PROBLEM TO SOLVE → Transcribe the data that follows precisely, omitting nothing.

§

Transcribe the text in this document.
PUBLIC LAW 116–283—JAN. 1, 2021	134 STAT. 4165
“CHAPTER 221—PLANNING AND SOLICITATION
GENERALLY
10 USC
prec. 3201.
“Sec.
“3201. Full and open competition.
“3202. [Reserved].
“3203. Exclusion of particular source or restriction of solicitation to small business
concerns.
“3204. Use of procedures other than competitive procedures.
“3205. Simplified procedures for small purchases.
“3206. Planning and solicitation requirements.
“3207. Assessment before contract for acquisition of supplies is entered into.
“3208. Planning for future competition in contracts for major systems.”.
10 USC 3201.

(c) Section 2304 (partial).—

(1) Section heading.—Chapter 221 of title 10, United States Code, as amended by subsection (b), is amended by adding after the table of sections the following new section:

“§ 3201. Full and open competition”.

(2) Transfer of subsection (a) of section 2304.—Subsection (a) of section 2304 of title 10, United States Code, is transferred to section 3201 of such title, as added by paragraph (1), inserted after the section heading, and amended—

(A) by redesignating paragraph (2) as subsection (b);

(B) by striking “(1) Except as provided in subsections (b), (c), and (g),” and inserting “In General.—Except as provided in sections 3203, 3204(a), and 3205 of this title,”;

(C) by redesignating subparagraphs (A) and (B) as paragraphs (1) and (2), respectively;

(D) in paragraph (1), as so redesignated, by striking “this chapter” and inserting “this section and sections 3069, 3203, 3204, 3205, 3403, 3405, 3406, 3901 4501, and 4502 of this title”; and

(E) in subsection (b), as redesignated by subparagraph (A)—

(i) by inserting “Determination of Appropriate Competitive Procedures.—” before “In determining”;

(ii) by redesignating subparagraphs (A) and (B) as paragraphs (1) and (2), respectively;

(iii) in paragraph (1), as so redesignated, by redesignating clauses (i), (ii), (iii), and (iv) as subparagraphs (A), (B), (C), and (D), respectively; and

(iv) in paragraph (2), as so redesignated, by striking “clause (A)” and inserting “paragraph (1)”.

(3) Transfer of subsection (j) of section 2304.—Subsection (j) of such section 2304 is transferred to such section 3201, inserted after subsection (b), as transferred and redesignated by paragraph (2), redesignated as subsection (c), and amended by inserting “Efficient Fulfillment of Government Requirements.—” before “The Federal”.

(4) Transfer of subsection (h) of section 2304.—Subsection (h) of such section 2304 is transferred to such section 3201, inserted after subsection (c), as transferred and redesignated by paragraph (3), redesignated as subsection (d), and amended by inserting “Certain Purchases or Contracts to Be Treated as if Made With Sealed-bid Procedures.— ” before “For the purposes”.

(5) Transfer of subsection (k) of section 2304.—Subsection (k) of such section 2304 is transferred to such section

§

WRITTEN RESPONSE →
Transcribe the text in this document.
PUBLIC LAW 116–283—JAN. 1, 2021	134 STAT. 4165
“CHAPTER 221—PLANNING AND SOLICITATION
GENERALLY
10 USC
prec. 3201.
“Sec.
“3201. Full and open competition.
“3202. [Reserved].
“3203. Exclusion of particular source or restriction of solicitation to small business
concerns.
“3204. Use of procedures other than competitive procedures.
“3205. Simplified procedures for small purchases.
“3206. Planning and solicitation requirements.
“3207. Assessment before contract for acquisition of supplies is entered into.
“3208. Planning for future competition in contracts for major systems.”.
10 USC 3201.

(c) Section 2304 (partial).—

(1) Section heading.—Chapter 221 of title 10, United States Code, as amended by subsection (b), is amended by adding after the table of sections the following new section:

“§ 3201. Full and open competition”.

(2) Transfer of subsection (a) of section 2304.—Subsection (a) of section 2304 of title 10, United States Code, is transferred to section 3201 of such title, as added by paragraph (1), inserted after the section heading, and amended—

(A) by redesignating paragraph (2) as subsection (b);

(B) by striking “(1) Except as provided in subsections (b), (c), and (g),” and inserting “In General.—Except as provided in sections 3203, 3204(a), and 3205 of this title,”;

(C) by redesignating subparagraphs (A) and (B) as paragraphs (1) and (2), respectively;

(D) in paragraph (1), as so redesignated, by striking “this chapter” and inserting “this section and sections 3069, 3203, 3204, 3205, 3403, 3405, 3406, 3901 4501, and 4502 of this title”; and

(E) in subsection (b), as redesignated by subparagraph (A)—

(i) by inserting “Determination of Appropriate Competitive Procedures.—” before “In determining”;

(ii) by redesignating subparagraphs (A) and (B) as paragraphs (1) and (2), respectively;

(iii) in paragraph (1), as so redesignated, by redesignating clauses (i), (ii), (iii), and (iv) as subparagraphs (A), (B), (C), and (D), respectively; and

(iv) in paragraph (2), as so redesignated, by striking “clause (A)” and inserting “paragraph (1)”.

(3) Transfer of subsection (j) of section 2304.—Subsection (j) of such section 2304 is transferred to such section 3201, inserted after subsection (b), as transferred and redesignated by paragraph (2), redesignated as subsection (c), and amended by inserting “Efficient Fulfillment of Government Requirements.—” before “The Federal”.

(4) Transfer of subsection (h) of section 2304.—Subsection (h) of such section 2304 is transferred to such section 3201, inserted after subsection (c), as transferred and redesignated by paragraph (3), redesignated as subsection (d), and amended by inserting “Certain Purchases or Contracts to Be Treated as if Made With Sealed-bid Procedures.— ” before “For the purposes”.

(5) Transfer of subsection (k) of section 2304.—Subsection (k) of such section 2304 is transferred to such section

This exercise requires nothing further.